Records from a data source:
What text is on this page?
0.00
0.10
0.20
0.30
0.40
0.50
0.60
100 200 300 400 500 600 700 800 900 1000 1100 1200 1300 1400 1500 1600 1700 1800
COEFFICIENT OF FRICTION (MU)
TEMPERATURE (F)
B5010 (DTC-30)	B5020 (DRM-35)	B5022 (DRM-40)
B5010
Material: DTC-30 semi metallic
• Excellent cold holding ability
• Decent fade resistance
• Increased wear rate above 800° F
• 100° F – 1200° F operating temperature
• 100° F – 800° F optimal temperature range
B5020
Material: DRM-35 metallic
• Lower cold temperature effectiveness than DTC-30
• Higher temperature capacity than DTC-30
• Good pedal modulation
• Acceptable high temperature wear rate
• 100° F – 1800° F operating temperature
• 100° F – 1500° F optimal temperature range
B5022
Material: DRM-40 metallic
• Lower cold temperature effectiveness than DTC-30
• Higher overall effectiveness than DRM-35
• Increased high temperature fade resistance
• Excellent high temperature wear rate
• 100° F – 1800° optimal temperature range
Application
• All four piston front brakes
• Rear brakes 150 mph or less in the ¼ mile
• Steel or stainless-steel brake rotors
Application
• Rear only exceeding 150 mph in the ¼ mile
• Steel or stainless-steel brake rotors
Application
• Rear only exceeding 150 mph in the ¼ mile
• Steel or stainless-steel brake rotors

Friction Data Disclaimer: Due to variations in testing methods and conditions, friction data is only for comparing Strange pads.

Stated problem: Extract each line from the listing that holds the word "fade".

Reply to the exercise:
• Decent fade resistance
• Increased high temperature fade resistance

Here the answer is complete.